= Task description =
Can you find the lines of the listing that include "xlabel" and copy every one?

** start Input material **

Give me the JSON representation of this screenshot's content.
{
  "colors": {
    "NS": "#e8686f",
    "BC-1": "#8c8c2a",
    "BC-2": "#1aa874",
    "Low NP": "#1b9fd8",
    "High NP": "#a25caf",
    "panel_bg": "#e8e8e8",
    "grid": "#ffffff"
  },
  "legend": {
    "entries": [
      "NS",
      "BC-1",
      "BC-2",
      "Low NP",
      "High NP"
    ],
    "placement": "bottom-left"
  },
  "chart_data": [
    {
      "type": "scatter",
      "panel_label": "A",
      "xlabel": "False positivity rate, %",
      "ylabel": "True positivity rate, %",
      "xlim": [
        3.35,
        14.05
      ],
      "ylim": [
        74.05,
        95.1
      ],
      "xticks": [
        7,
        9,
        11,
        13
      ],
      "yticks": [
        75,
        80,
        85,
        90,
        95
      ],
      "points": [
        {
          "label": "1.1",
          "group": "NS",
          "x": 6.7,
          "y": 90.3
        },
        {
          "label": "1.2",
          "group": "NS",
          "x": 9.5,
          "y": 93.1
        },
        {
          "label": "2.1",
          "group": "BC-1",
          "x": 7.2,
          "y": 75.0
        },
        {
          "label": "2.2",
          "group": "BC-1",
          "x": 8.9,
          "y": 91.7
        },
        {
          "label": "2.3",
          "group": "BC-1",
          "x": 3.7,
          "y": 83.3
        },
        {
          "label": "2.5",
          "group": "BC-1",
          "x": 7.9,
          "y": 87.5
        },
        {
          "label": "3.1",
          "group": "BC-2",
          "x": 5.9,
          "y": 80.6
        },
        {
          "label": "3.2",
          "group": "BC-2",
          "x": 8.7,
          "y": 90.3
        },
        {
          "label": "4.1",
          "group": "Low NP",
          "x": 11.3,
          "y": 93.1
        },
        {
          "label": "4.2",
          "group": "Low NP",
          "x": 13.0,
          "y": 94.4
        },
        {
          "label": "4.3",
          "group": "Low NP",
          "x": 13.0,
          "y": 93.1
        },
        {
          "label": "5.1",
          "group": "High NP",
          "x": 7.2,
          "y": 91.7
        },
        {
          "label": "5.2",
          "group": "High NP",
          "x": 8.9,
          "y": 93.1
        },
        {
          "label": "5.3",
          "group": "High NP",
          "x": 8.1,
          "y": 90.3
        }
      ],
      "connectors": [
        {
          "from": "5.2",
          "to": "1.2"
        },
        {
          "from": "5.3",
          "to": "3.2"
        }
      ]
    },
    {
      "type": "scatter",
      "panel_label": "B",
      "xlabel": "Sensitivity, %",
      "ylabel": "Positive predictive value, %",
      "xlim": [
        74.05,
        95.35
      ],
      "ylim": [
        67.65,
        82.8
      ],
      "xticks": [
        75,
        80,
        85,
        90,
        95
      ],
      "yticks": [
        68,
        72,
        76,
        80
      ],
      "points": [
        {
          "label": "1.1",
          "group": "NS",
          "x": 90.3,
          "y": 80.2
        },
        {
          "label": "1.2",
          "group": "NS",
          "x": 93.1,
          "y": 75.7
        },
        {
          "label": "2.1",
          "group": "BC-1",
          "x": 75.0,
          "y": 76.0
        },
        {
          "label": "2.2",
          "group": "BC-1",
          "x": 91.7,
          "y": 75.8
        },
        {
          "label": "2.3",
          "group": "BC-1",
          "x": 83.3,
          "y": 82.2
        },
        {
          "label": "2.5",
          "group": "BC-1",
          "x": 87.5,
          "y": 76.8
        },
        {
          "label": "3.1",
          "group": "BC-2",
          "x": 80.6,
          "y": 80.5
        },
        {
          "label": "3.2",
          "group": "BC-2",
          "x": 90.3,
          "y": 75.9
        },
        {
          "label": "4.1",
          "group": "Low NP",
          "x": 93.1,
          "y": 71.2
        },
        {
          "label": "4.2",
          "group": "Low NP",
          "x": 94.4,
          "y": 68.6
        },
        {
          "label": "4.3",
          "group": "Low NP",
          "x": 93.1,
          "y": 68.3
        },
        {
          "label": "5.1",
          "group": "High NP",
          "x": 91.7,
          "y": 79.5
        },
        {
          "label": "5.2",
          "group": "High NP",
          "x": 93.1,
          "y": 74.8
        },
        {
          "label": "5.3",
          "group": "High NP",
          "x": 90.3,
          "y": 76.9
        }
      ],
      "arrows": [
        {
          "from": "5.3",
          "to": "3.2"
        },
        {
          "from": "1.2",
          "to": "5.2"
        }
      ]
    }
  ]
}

** end Input material **

= Answer to this problem =
      "xlabel": "False positivity rate, %",
      "xlabel": "Sensitivity, %",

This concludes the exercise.